## [GIVEN EXERCISE 1]
Output these lines from the records without any changes, starting at the line that contains "train-predicted-point [498, 418, 508, 428]" and stopping after the line that contains "train-actual-point [328, 554, 338, 564]".

## [SELECTED TEXT]
-=-=-
The "webmaster" disallowed all ROBOTS to fight spam! Help!!
-
One of the companies I do work for has a magento site. I am simply the SEO guy and they work the website through some developers who hold access to their systems VERY tightly. Using Google Webmaster Tools I saw that the robots.txt file was blocking ALL robots.
I immediately e-mailed out and received a long reply about foreign robots and scrappers slowing down the website. They told me I would have to provide a list of only the good robots to allow in robots.txt.
Please correct me if I'm wrong.. but isn't Robots.txt optional?? Won't a bad scrapper or bot still bog down the site? Shouldn't that be handled in httaccess or something different?
I'm not new to SEO but I'm sure some of you who have been around longer have run into something like this and could provide some suggestions or resources I could use to plead my case!
If I'm wrong.. please help me understand how we can meet both needs of allowing bots to visit the site but prevent the 'bad' ones. Their claim is the site is bombarded by tons and tons of bots that have slowed down performance.
Thanks in advance for your help!
-
Thanks for the suggestions!! I'll keep you updated.
-
You can get the list of good robots from the list at Robotstxt.org: http://www.robotstxt.org/db.html.
-=-=-
## [Stored records]
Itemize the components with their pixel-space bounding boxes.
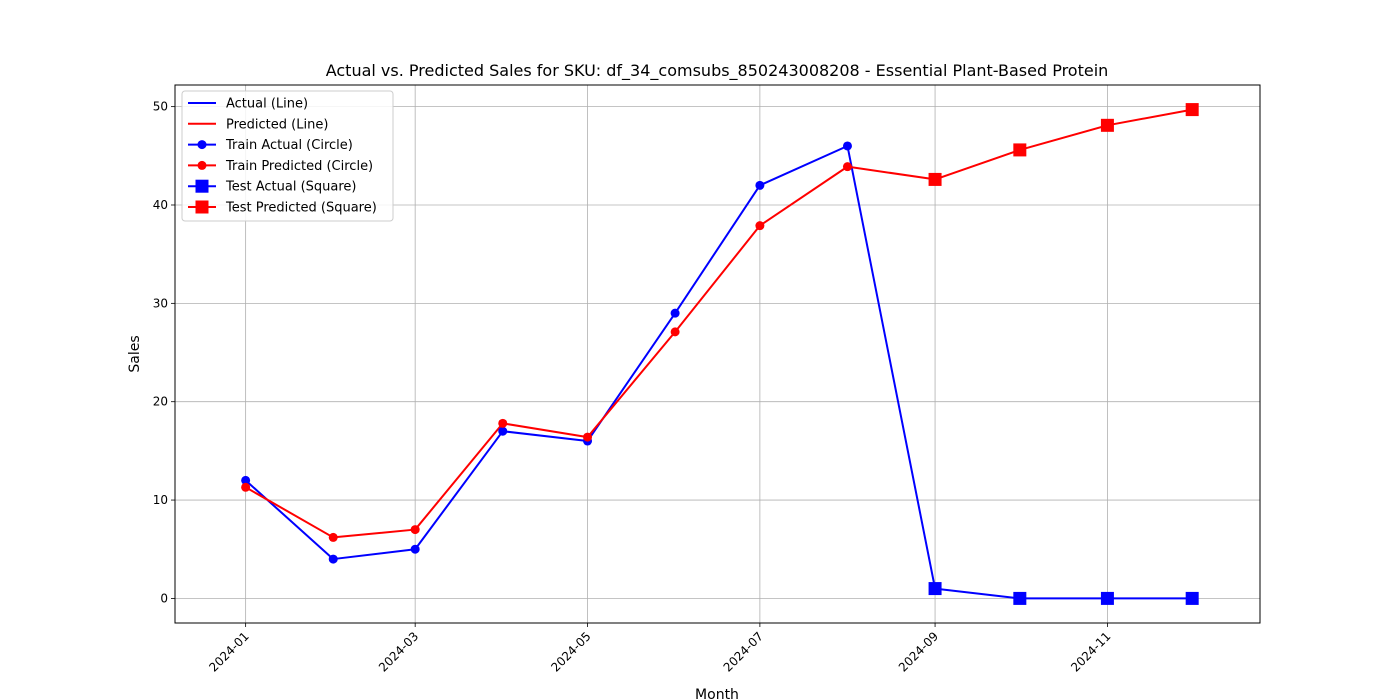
train-predicted-point [498, 418, 508, 428]
y-axis-label: Sales [127, 335, 143, 372]
legend-label: Test Predicted (Square) [225, 201, 377, 216]
test-predicted-point [1013, 143, 1027, 157]
legend-label: Test Actual (Square) [225, 180, 357, 195]
x-tick-label: 2024-03 [376, 629, 421, 674]
train-actual-point [410, 544, 420, 554]
train-actual-point [755, 180, 765, 190]
train-actual-point [498, 426, 508, 436]
y-tick-label: 20 [153, 395, 168, 409]
legend-label: Actual (Line) [226, 97, 308, 112]
train-predicted-point [842, 162, 852, 172]
legend-circle-marker [197, 140, 207, 150]
y-tick-label: 30 [153, 296, 168, 310]
test-actual-point [1013, 591, 1027, 605]
plot-area-frame [174, 84, 1261, 624]
train-predicted-point [241, 482, 251, 492]
chart-title: Actual vs. Predicted Sales for SKU: df_3… [326, 61, 1109, 81]
train-actual-point [328, 554, 338, 564]
actual-line [244, 144, 1193, 600]
train-actual-point [670, 308, 680, 318]
legend-entry: Test Predicted (Square) [188, 200, 377, 216]
x-tick-label: 2024-11 [1068, 629, 1113, 674]
legend-label: Train Actual (Circle) [225, 138, 353, 153]
x-tick-label: 2024-05 [548, 629, 593, 674]
test-actual-point [928, 582, 942, 596]
y-tick-label: 0 [160, 591, 168, 605]
legend-square-marker [195, 200, 209, 214]
legend-frame [181, 90, 394, 222]
y-tick-label: 40 [153, 198, 168, 212]
legend: Actual (Line) Predicted (Line) Train Actua… [181, 90, 394, 222]
legend-entry: Test Actual (Square) [188, 179, 357, 195]
test-actual-point [1185, 591, 1199, 605]
train-predicted-point [755, 221, 765, 231]
legend-label: Predicted (Line) [226, 117, 328, 132]
test-predicted-point [1100, 118, 1114, 132]
legend-entry: Train Predicted (Circle) [188, 159, 373, 174]
test-actual-point [1100, 591, 1114, 605]
x-tick-label: 2024-07 [721, 629, 766, 674]
legend-entry: Train Actual (Circle) [188, 138, 353, 153]
train-actual-point [241, 475, 251, 485]
train-actual-point [842, 141, 852, 151]
x-axis-label: Month [695, 687, 739, 700]
x-tick-label: 2024-09 [896, 629, 941, 674]
train-predicted-point [583, 432, 593, 442]
train-predicted-point [670, 327, 680, 337]
y-tick-label: 10 [153, 493, 168, 507]
legend-entry: Predicted (Line) [188, 117, 328, 132]
y-tick-label: 50 [153, 100, 168, 114]
series-layer [241, 103, 1199, 605]
legend-square-marker [195, 179, 209, 193]
predicted-line [245, 108, 1193, 539]
legend-label: Train Predicted (Circle) [225, 159, 373, 174]
train-predicted-point [328, 532, 338, 542]
legend-circle-marker [197, 160, 207, 170]
legend-entry: Actual (Line) [188, 97, 308, 112]
train-predicted-point [410, 525, 420, 535]
test-predicted-point [1185, 103, 1199, 117]
test-predicted-point [928, 172, 942, 186]
x-tick-label: 2024-01 [206, 629, 251, 674]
-=-=-
## [GIVEN EXERCISE 2]
Return the passage of the robots.txt forum thread that starts at the words "If I'm wrong.. please" and ends after the words "at Robotstxt.org: http://www.robotstxt.org/db.html.", copied without changes.

## [FULL SOLUTION 1]
train-predicted-point [498, 418, 508, 428]
y-axis-label: Sales [127, 335, 143, 372]
legend-label: Test Predicted (Square) [225, 201, 377, 216]
test-predicted-point [1013, 143, 1027, 157]
legend-label: Test Actual (Square) [225, 180, 357, 195]
x-tick-label: 2024-03 [376, 629, 421, 674]
train-actual-point [410, 544, 420, 554]
train-actual-point [755, 180, 765, 190]
train-actual-point [498, 426, 508, 436]
y-tick-label: 20 [153, 395, 168, 409]
legend-label: Actual (Line) [226, 97, 308, 112]
train-predicted-point [842, 162, 852, 172]
legend-circle-marker [197, 140, 207, 150]
y-tick-label: 30 [153, 296, 168, 310]
test-actual-point [1013, 591, 1027, 605]
plot-area-frame [174, 84, 1261, 624]
train-predicted-point [241, 482, 251, 492]
chart-title: Actual vs. Predicted Sales for SKU: df_3… [326, 61, 1109, 81]
train-actual-point [328, 554, 338, 564]

## [FULL SOLUTION 2]
If I'm wrong.. please help me understand how we can meet both needs of allowing bots to visit the site but prevent the 'bad' ones. Their claim is the site is bombarded by tons and tons of bots that have slowed down performance.
Thanks in advance for your help!
-
Thanks for the suggestions!! I'll keep you updated.
-
You can get the list of good robots from the list at Robotstxt.org: http://www.robotstxt.org/db.html.